[PROMPT] Emit the entire listing verbatim.

——

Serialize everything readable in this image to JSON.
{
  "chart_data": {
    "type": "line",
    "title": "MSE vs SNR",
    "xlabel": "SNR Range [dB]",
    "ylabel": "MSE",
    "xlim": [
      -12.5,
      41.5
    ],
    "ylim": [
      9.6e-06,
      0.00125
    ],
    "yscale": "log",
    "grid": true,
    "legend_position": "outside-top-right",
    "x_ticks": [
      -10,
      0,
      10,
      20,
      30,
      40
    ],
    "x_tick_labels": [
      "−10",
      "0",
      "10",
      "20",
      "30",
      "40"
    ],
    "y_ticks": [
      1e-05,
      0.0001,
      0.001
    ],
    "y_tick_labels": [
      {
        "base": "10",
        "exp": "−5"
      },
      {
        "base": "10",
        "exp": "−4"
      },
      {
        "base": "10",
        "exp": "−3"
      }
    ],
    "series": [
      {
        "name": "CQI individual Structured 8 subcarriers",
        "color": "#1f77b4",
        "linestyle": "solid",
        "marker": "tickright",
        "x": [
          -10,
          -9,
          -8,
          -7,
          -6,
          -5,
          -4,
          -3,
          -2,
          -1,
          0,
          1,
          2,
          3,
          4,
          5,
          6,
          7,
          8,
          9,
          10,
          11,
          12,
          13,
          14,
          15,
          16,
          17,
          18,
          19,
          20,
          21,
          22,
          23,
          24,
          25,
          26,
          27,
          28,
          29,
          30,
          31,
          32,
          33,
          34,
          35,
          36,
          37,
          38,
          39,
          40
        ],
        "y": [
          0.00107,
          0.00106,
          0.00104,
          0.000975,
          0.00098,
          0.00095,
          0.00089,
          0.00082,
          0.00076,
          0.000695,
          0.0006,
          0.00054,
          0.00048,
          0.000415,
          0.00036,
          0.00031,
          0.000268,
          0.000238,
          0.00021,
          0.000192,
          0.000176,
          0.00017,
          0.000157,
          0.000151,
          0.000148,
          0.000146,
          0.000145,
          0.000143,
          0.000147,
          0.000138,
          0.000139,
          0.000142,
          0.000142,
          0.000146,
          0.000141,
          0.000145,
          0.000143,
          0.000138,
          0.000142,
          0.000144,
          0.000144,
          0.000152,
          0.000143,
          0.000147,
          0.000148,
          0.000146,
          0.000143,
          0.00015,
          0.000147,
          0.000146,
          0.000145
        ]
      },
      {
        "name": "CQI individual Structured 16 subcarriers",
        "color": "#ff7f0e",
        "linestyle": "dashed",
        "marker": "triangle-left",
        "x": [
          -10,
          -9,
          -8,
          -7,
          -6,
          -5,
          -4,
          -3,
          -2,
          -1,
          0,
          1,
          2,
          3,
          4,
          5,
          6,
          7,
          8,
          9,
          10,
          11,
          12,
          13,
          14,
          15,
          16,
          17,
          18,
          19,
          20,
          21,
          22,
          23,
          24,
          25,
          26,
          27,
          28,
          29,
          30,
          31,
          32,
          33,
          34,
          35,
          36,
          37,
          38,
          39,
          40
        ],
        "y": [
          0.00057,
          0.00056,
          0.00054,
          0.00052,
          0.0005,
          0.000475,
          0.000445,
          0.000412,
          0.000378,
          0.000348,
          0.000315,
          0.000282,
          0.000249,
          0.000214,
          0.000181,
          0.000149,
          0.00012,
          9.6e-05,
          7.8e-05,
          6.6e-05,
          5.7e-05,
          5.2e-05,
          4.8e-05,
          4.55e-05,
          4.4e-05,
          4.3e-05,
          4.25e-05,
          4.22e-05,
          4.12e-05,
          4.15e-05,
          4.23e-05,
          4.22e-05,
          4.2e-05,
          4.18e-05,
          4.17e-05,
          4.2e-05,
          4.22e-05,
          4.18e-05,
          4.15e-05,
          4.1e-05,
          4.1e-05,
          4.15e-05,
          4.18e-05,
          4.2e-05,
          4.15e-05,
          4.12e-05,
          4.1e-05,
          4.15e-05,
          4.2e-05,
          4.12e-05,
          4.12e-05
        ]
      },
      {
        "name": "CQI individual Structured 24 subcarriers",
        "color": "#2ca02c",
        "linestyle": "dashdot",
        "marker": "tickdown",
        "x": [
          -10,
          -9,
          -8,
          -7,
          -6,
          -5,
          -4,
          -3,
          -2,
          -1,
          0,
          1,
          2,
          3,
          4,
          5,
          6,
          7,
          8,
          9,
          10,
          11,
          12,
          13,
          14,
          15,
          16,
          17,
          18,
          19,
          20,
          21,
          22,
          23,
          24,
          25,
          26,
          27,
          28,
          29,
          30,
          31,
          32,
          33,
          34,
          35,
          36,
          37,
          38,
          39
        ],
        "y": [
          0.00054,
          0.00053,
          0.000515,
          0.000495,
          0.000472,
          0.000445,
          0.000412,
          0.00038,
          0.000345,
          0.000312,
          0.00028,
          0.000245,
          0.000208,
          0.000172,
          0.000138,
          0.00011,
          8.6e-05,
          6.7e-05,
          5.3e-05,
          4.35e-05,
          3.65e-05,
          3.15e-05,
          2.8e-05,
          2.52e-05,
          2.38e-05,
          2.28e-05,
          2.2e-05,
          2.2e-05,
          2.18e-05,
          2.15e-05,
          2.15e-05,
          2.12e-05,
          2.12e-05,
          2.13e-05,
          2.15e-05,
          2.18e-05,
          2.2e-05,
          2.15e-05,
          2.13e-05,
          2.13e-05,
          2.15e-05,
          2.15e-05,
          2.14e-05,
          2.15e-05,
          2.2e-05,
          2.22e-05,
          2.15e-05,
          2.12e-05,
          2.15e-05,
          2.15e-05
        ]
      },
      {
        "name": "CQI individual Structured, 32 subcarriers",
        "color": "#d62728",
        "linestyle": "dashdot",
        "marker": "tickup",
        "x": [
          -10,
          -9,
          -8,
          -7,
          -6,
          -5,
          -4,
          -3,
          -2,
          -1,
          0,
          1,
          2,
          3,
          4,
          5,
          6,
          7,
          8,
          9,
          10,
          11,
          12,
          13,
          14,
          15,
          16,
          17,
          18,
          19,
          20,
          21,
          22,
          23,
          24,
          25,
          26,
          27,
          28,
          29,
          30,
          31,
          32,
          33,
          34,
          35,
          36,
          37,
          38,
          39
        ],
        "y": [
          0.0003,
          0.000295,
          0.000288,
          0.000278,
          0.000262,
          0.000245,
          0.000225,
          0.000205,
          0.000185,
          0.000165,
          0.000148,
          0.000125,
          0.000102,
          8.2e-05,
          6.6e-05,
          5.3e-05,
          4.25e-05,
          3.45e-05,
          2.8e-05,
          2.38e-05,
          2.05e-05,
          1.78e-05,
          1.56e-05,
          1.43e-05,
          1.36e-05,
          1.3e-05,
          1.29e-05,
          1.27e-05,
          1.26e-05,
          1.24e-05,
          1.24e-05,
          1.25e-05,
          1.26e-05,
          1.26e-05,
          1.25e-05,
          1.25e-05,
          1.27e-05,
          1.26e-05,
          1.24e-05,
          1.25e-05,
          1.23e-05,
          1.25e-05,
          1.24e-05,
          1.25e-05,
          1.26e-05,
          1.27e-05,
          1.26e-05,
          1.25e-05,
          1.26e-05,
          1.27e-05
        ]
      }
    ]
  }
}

——

[SOLUTION FOR THIS TASK]
Serialize everything readable in this image to JSON.
{
  "chart_data": {
    "type": "line",
    "title": "MSE vs SNR",
    "xlabel": "SNR Range [dB]",
    "ylabel": "MSE",
    "xlim": [
      -12.5,
      41.5
    ],
    "ylim": [
      9.6e-06,
      0.00125
    ],
    "yscale": "log",
    "grid": true,
    "legend_position": "outside-top-right",
    "x_ticks": [
      -10,
      0,
      10,
      20,
      30,
      40
    ],
    "x_tick_labels": [
      "−10",
      "0",
      "10",
      "20",
      "30",
      "40"
    ],
    "y_ticks": [
      1e-05,
      0.0001,
      0.001
    ],
    "y_tick_labels": [
      {
        "base": "10",
        "exp": "−5"
      },
      {
        "base": "10",
        "exp": "−4"
      },
      {
        "base": "10",
        "exp": "−3"
      }
    ],
    "series": [
      {
        "name": "CQI individual Structured 8 subcarriers",
        "color": "#1f77b4",
        "linestyle": "solid",
        "marker": "tickright",
        "x": [
          -10,
          -9,
          -8,
          -7,
          -6,
          -5,
          -4,
          -3,
          -2,
          -1,
          0,
          1,
          2,
          3,
          4,
          5,
          6,
          7,
          8,
          9,
          10,
          11,
          12,
          13,
          14,
          15,
          16,
          17,
          18,
          19,
          20,
          21,
          22,
          23,
          24,
          25,
          26,
          27,
          28,
          29,
          30,
          31,
          32,
          33,
          34,
          35,
          36,
          37,
          38,
          39,
          40
        ],
        "y": [
          0.00107,
          0.00106,
          0.00104,
          0.000975,
          0.00098,
          0.00095,
          0.00089,
          0.00082,
          0.00076,
          0.000695,
          0.0006,
          0.00054,
          0.00048,
          0.000415,
          0.00036,
          0.00031,
          0.000268,
          0.000238,
          0.00021,
          0.000192,
          0.000176,
          0.00017,
          0.000157,
          0.000151,
          0.000148,
          0.000146,
          0.000145,
          0.000143,
          0.000147,
          0.000138,
          0.000139,
          0.000142,
          0.000142,
          0.000146,
          0.000141,
          0.000145,
          0.000143,
          0.000138,
          0.000142,
          0.000144,
          0.000144,
          0.000152,
          0.000143,
          0.000147,
          0.000148,
          0.000146,
          0.000143,
          0.00015,
          0.000147,
          0.000146,
          0.000145
        ]
      },
      {
        "name": "CQI individual Structured 16 subcarriers",
        "color": "#ff7f0e",
        "linestyle": "dashed",
        "marker": "triangle-left",
        "x": [
          -10,
          -9,
          -8,
          -7,
          -6,
          -5,
          -4,
          -3,
          -2,
          -1,
          0,
          1,
          2,
          3,
          4,
          5,
          6,
          7,
          8,
          9,
          10,
          11,
          12,
          13,
          14,
          15,
          16,
          17,
          18,
          19,
          20,
          21,
          22,
          23,
          24,
          25,
          26,
          27,
          28,
          29,
          30,
          31,
          32,
          33,
          34,
          35,
          36,
          37,
          38,
          39,
          40
        ],
        "y": [
          0.00057,
          0.00056,
          0.00054,
          0.00052,
          0.0005,
          0.000475,
          0.000445,
          0.000412,
          0.000378,
          0.000348,
          0.000315,
          0.000282,
          0.000249,
          0.000214,
          0.000181,
          0.000149,
          0.00012,
          9.6e-05,
          7.8e-05,
          6.6e-05,
          5.7e-05,
          5.2e-05,
          4.8e-05,
          4.55e-05,
          4.4e-05,
          4.3e-05,
          4.25e-05,
          4.22e-05,
          4.12e-05,
          4.15e-05,
          4.23e-05,
          4.22e-05,
          4.2e-05,
          4.18e-05,
          4.17e-05,
          4.2e-05,
          4.22e-05,
          4.18e-05,
          4.15e-05,
          4.1e-05,
          4.1e-05,
          4.15e-05,
          4.18e-05,
          4.2e-05,
          4.15e-05,
          4.12e-05,
          4.1e-05,
          4.15e-05,
          4.2e-05,
          4.12e-05,
          4.12e-05
        ]
      },
      {
        "name": "CQI individual Structured 24 subcarriers",
        "color": "#2ca02c",
        "linestyle": "dashdot",
        "marker": "tickdown",
        "x": [
          -10,
          -9,
          -8,
          -7,
          -6,
          -5,
          -4,
          -3,
          -2,
          -1,
          0,
          1,
          2,
          3,
          4,
          5,
          6,
          7,
          8,
          9,
          10,
          11,
          12,
          13,
          14,
          15,
          16,
          17,
          18,
          19,
          20,
          21,
          22,
          23,
          24,
          25,
          26,
          27,
          28,
          29,
          30,
          31,
          32,
          33,
          34,
          35,
          36,
          37,
          38,
          39
        ],
        "y": [
          0.00054,
          0.00053,
          0.000515,
          0.000495,
          0.000472,
          0.000445,
          0.000412,
          0.00038,
          0.000345,
          0.000312,
          0.00028,
          0.000245,
          0.000208,
          0.000172,
          0.000138,
          0.00011,
          8.6e-05,
          6.7e-05,
          5.3e-05,
          4.35e-05,
          3.65e-05,
          3.15e-05,
          2.8e-05,
          2.52e-05,
          2.38e-05,
          2.28e-05,
          2.2e-05,
          2.2e-05,
          2.18e-05,
          2.15e-05,
          2.15e-05,
          2.12e-05,
          2.12e-05,
          2.13e-05,
          2.15e-05,
          2.18e-05,
          2.2e-05,
          2.15e-05,
          2.13e-05,
          2.13e-05,
          2.15e-05,
          2.15e-05,
          2.14e-05,
          2.15e-05,
          2.2e-05,
          2.22e-05,
          2.15e-05,
          2.12e-05,
          2.15e-05,
          2.15e-05
        ]
      },
      {
        "name": "CQI individual Structured, 32 subcarriers",
        "color": "#d62728",
        "linestyle": "dashdot",
        "marker": "tickup",
        "x": [
          -10,
          -9,
          -8,
          -7,
          -6,
          -5,
          -4,
          -3,
          -2,
          -1,
          0,
          1,
          2,
          3,
          4,
          5,
          6,
          7,
          8,
          9,
          10,
          11,
          12,
          13,
          14,
          15,
          16,
          17,
          18,
          19,
          20,
          21,
          22,
          23,
          24,
          25,
          26,
          27,
          28,
          29,
          30,
          31,
          32,
          33,
          34,
          35,
          36,
          37,
          38,
          39
        ],
        "y": [
          0.0003,
          0.000295,
          0.000288,
          0.000278,
          0.000262,
          0.000245,
          0.000225,
          0.000205,
          0.000185,
          0.000165,
          0.000148,
          0.000125,
          0.000102,
          8.2e-05,
          6.6e-05,
          5.3e-05,
          4.25e-05,
          3.45e-05,
          2.8e-05,
          2.38e-05,
          2.05e-05,
          1.78e-05,
          1.56e-05,
          1.43e-05,
          1.36e-05,
          1.3e-05,
          1.29e-05,
          1.27e-05,
          1.26e-05,
          1.24e-05,
          1.24e-05,
          1.25e-05,
          1.26e-05,
          1.26e-05,
          1.25e-05,
          1.25e-05,
          1.27e-05,
          1.26e-05,
          1.24e-05,
          1.25e-05,
          1.23e-05,
          1.25e-05,
          1.24e-05,
          1.25e-05,
          1.26e-05,
          1.27e-05,
          1.26e-05,
          1.25e-05,
          1.26e-05,
          1.27e-05
        ]
      }
    ]
  }
}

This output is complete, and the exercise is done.